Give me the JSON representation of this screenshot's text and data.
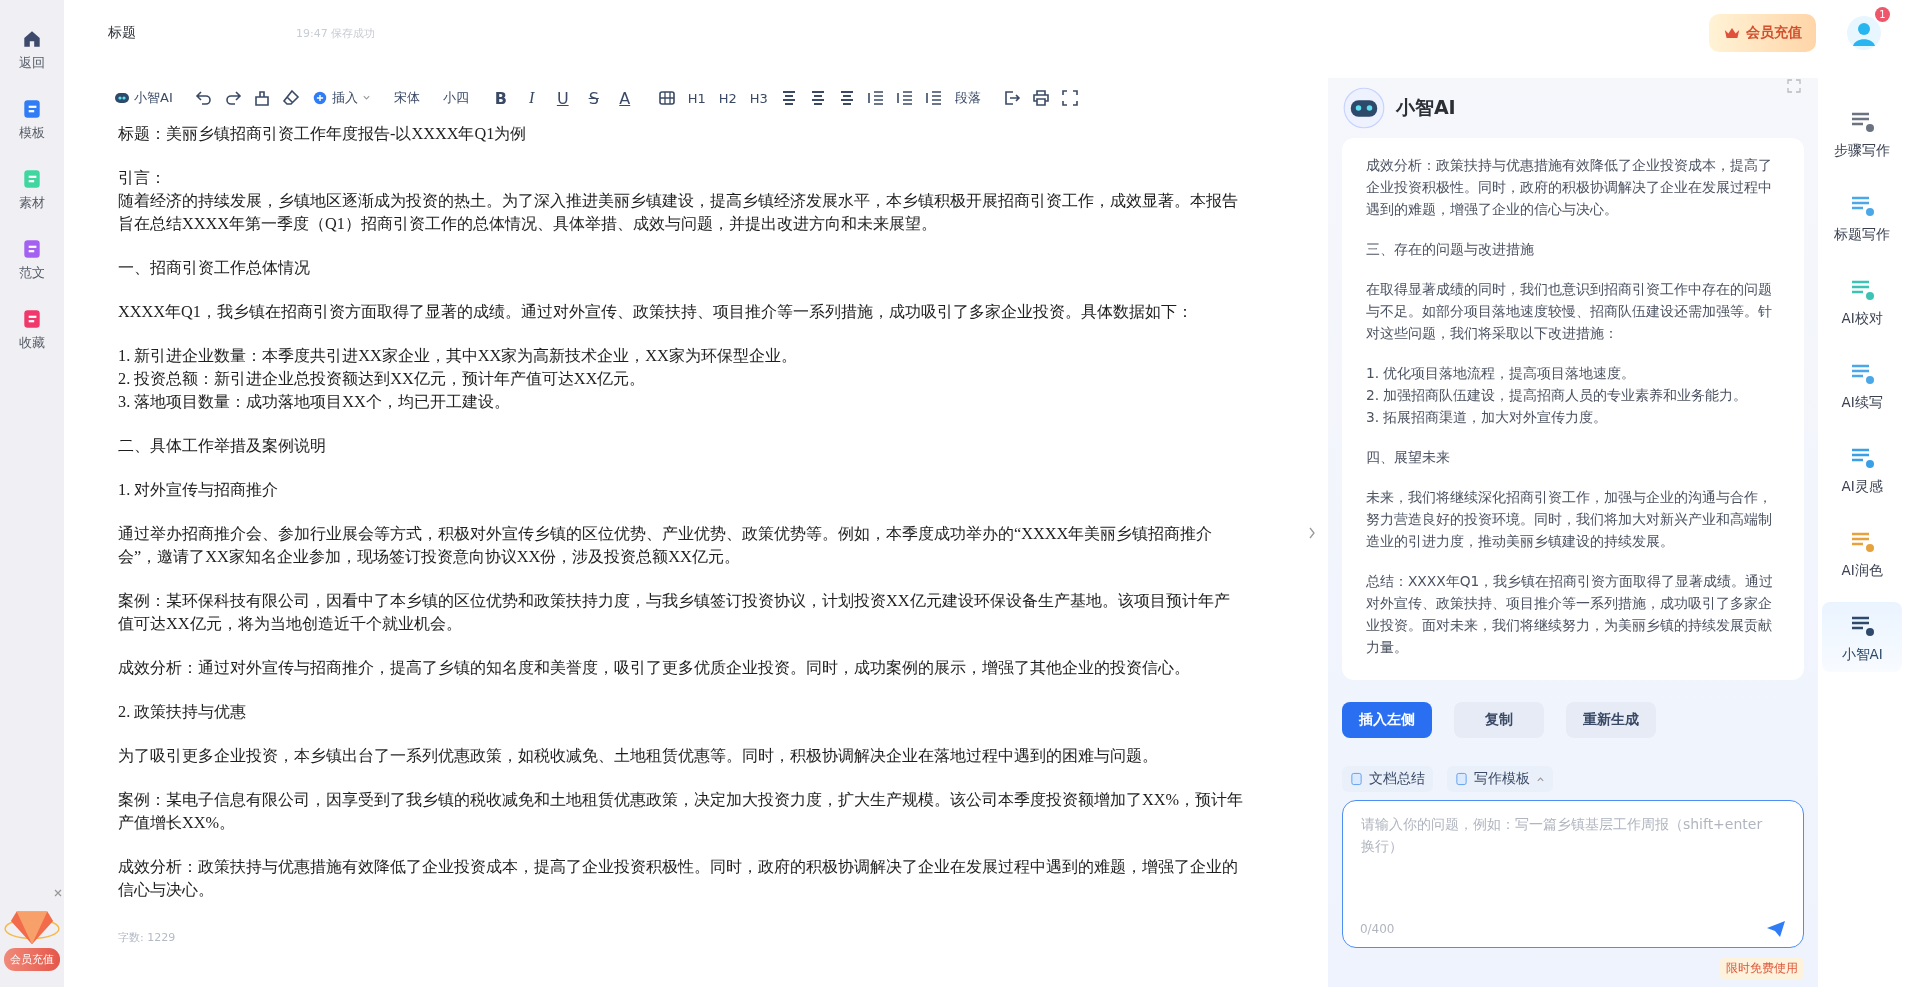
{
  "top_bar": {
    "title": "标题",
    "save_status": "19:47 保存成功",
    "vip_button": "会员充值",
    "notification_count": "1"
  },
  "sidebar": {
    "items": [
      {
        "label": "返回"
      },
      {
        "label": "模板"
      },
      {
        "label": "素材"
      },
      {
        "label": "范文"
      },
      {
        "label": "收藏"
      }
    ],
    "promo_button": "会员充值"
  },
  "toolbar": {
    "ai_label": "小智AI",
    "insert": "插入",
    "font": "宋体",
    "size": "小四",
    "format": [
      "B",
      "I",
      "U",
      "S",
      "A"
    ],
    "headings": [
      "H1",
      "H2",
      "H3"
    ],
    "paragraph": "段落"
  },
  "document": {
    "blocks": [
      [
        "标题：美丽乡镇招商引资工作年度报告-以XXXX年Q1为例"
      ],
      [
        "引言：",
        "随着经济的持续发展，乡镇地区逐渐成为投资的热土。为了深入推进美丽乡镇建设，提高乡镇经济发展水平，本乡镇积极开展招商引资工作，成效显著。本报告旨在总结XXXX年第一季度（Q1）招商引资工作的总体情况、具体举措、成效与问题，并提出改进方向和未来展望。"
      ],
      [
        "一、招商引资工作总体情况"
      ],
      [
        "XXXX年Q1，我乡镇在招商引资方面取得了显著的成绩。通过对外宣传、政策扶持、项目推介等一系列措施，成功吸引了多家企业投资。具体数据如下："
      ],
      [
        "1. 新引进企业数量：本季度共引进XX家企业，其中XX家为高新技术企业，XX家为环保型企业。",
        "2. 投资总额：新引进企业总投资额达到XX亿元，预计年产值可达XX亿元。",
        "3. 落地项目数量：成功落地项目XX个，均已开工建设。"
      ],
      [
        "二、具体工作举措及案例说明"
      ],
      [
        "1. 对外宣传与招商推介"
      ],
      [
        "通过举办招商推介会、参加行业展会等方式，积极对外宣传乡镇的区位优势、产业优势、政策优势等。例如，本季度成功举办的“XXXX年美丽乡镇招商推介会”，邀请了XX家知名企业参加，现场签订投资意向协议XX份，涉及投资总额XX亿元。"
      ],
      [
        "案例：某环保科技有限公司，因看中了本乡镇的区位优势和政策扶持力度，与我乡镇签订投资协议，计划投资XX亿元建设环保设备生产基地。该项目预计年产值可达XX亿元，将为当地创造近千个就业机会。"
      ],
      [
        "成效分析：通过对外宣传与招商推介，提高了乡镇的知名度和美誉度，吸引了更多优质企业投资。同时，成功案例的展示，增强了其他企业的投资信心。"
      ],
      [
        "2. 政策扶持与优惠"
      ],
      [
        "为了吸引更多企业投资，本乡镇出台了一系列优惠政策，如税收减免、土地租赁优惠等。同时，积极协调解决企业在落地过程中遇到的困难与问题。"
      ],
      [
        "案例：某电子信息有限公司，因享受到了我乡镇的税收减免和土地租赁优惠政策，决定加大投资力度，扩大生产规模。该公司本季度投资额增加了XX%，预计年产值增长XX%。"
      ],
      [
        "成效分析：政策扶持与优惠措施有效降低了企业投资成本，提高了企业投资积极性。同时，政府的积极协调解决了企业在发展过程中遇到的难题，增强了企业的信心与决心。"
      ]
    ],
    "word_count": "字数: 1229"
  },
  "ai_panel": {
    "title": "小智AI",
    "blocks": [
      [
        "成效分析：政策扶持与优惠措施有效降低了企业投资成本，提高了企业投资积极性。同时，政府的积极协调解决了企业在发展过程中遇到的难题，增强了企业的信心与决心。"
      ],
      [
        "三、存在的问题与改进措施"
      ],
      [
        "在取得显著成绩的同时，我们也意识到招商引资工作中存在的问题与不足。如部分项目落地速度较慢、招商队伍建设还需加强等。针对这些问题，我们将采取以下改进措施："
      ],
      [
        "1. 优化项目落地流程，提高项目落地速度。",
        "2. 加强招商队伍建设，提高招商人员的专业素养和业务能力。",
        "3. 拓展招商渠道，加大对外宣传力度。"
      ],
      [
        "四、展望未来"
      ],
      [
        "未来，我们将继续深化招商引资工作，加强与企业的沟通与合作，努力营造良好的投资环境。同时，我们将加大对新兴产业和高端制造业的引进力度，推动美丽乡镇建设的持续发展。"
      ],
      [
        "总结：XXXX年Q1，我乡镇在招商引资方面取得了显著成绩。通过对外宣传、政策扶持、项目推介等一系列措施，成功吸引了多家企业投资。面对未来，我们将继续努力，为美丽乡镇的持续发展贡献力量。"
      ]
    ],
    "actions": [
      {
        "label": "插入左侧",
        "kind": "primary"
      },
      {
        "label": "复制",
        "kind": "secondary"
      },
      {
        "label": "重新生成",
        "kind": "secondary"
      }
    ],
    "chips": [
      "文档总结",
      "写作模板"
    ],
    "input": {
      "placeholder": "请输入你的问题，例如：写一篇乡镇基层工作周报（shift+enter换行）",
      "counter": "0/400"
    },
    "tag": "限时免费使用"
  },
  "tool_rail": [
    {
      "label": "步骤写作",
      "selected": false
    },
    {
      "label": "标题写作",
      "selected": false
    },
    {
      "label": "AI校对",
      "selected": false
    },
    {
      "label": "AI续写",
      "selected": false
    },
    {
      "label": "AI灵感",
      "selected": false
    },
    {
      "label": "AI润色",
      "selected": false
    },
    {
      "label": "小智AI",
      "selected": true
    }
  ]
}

* * *

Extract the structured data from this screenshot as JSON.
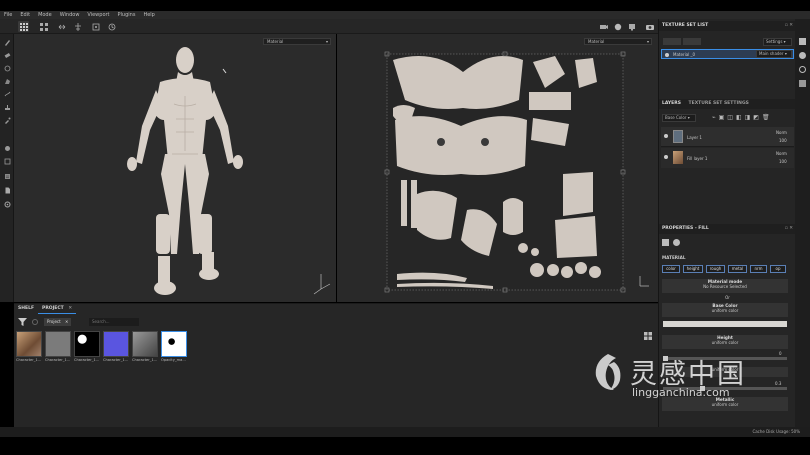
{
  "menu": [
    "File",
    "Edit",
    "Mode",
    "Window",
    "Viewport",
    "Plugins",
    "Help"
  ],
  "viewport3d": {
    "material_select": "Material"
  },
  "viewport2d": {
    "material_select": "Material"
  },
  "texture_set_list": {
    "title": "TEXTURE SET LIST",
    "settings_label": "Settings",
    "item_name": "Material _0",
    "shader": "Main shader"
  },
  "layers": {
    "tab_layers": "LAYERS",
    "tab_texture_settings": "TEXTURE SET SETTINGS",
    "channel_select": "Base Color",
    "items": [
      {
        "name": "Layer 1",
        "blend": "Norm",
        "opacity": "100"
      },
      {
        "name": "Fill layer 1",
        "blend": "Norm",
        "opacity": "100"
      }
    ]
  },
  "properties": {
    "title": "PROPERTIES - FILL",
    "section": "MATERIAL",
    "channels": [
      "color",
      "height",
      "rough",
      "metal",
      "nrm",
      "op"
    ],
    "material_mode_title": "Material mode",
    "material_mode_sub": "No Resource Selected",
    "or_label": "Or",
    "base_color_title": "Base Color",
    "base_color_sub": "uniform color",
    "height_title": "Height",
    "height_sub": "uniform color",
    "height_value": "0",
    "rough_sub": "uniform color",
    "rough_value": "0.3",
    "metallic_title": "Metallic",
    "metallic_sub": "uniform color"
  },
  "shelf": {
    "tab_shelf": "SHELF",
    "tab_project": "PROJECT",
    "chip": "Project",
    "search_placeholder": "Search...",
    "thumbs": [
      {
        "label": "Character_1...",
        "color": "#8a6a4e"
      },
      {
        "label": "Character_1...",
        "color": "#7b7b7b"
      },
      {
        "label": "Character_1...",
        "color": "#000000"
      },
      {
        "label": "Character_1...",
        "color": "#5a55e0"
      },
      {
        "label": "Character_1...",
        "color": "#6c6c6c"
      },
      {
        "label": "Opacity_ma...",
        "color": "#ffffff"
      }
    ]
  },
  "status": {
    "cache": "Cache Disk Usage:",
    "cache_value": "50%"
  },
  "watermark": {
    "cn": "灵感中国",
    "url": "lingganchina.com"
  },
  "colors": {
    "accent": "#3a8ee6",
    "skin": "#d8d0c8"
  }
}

→ Short task: Using the material above, copy every line in which the string "data" occurs.

→ Worked answer:
Give me the JSON representation of this screenshot's text and data.
Extract the structured data from this screenshot as JSON.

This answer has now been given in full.